======== Given information

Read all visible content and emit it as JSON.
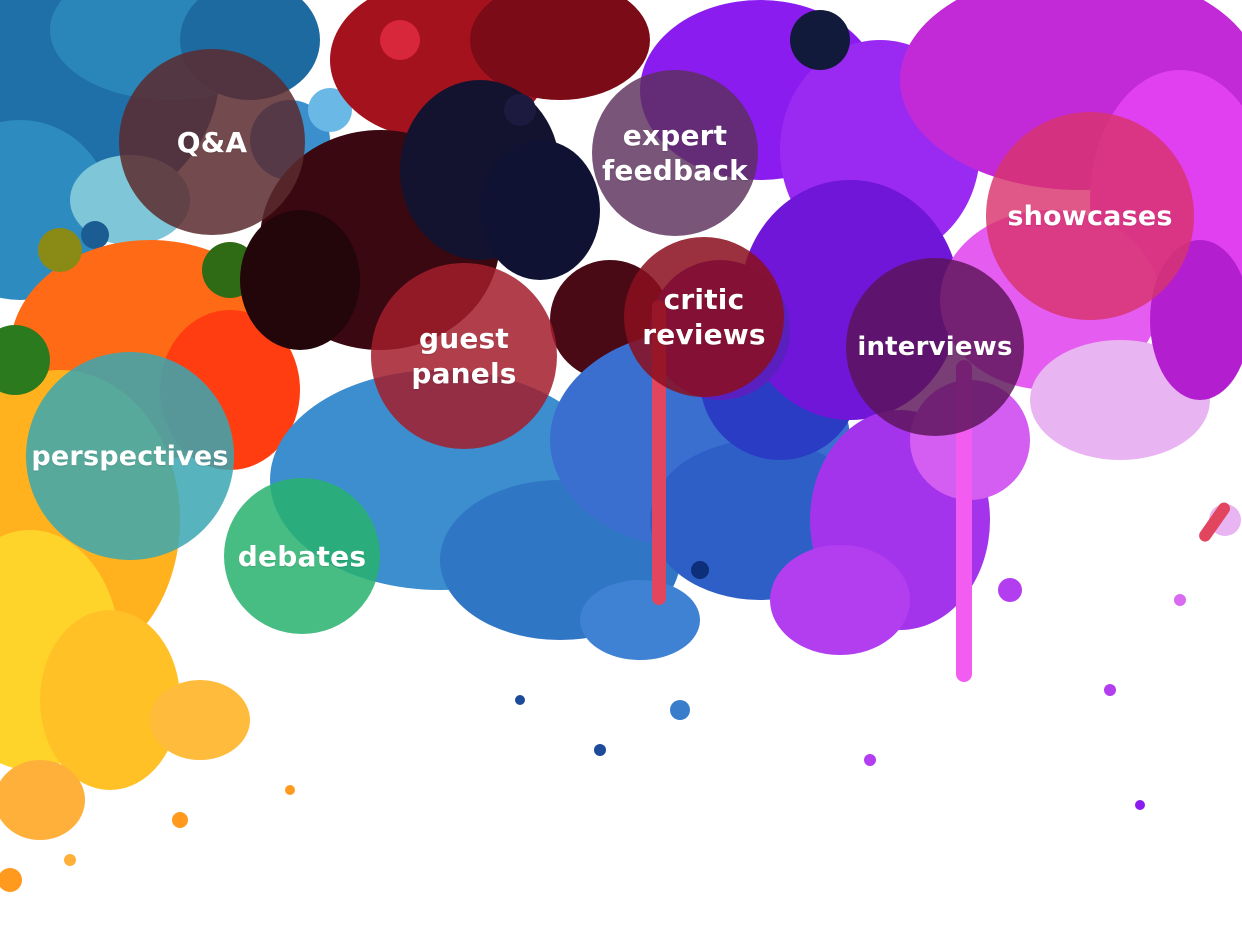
{
  "bubbles": [
    {
      "id": "qa",
      "label": "Q&A",
      "color": "#5a2a2e",
      "opacity": 0.85
    },
    {
      "id": "expert",
      "label": "expert\nfeedback",
      "color": "#5b2f5c",
      "opacity": 0.82
    },
    {
      "id": "showcases",
      "label": "showcases",
      "color": "#d8336c",
      "opacity": 0.82
    },
    {
      "id": "guest",
      "label": "guest\npanels",
      "color": "#a21d2b",
      "opacity": 0.85
    },
    {
      "id": "critic",
      "label": "critic\nreviews",
      "color": "#8b0f1e",
      "opacity": 0.86
    },
    {
      "id": "interviews",
      "label": "interviews",
      "color": "#5a1357",
      "opacity": 0.82
    },
    {
      "id": "perspectives",
      "label": "perspectives",
      "color": "#3aa7b3",
      "opacity": 0.85
    },
    {
      "id": "debates",
      "label": "debates",
      "color": "#27b26e",
      "opacity": 0.85
    }
  ]
}
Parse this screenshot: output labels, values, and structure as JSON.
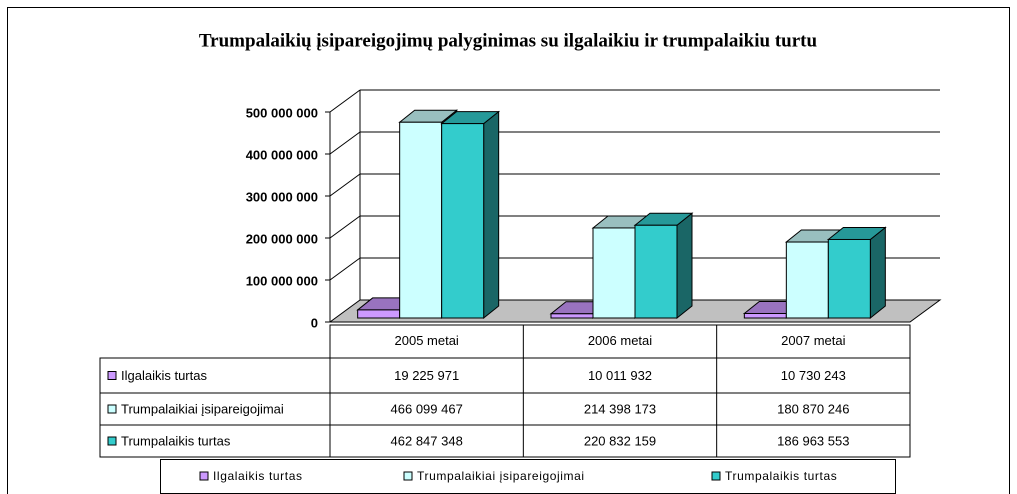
{
  "chart_data": {
    "type": "bar3d",
    "title": "Trumpalaikių įsipareigojimų palyginimas su ilgalaikiu ir trumpalaikiu turtu",
    "categories": [
      "2005 metai",
      "2006 metai",
      "2007 metai"
    ],
    "series": [
      {
        "name": "Ilgalaikis turtas",
        "color": "#cc99ff",
        "values": [
          19225971,
          10011932,
          10730243
        ],
        "value_labels": [
          "19 225 971",
          "10 011 932",
          "10 730 243"
        ]
      },
      {
        "name": "Trumpalaikiai įsipareigojimai",
        "color": "#ccffff",
        "values": [
          466099467,
          214398173,
          180870246
        ],
        "value_labels": [
          "466 099 467",
          "214 398 173",
          "180 870 246"
        ]
      },
      {
        "name": "Trumpalaikis turtas",
        "color": "#33cccc",
        "values": [
          462847348,
          220832159,
          186963553
        ],
        "value_labels": [
          "462 847 348",
          "220 832 159",
          "186 963 553"
        ]
      }
    ],
    "ylim": [
      0,
      500000000
    ],
    "yticks": [
      0,
      {
        "value": 100000000,
        "label": "100 000 000"
      },
      {
        "value": 200000000,
        "label": "200 000 000"
      },
      {
        "value": 300000000,
        "label": "300 000 000"
      },
      {
        "value": 400000000,
        "label": "400 000 000"
      },
      {
        "value": 500000000,
        "label": "500 000 000"
      }
    ],
    "grid": true,
    "legend": "bottom"
  }
}
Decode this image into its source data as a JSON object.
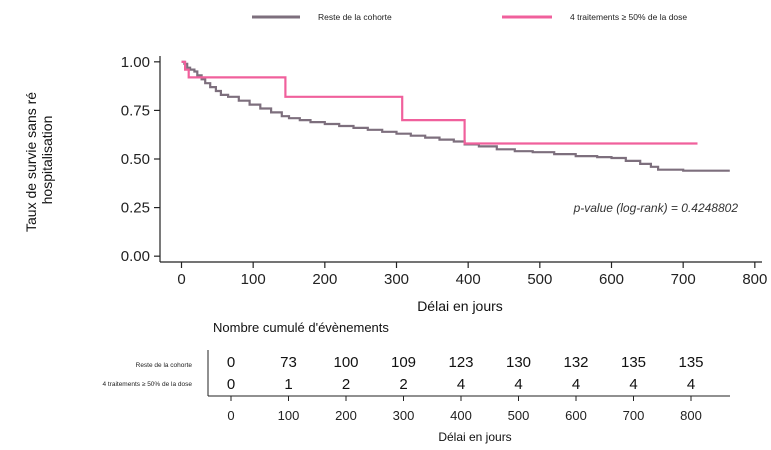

================

* Given request *
Find the word "JSON" in the entries, and copy every line it shows up in.

* Task result *
Read all visible content and emit it as JSON.
Parse this screenshot: output labels, values, and structure as JSON.
Decode this image into its source data as a JSON object.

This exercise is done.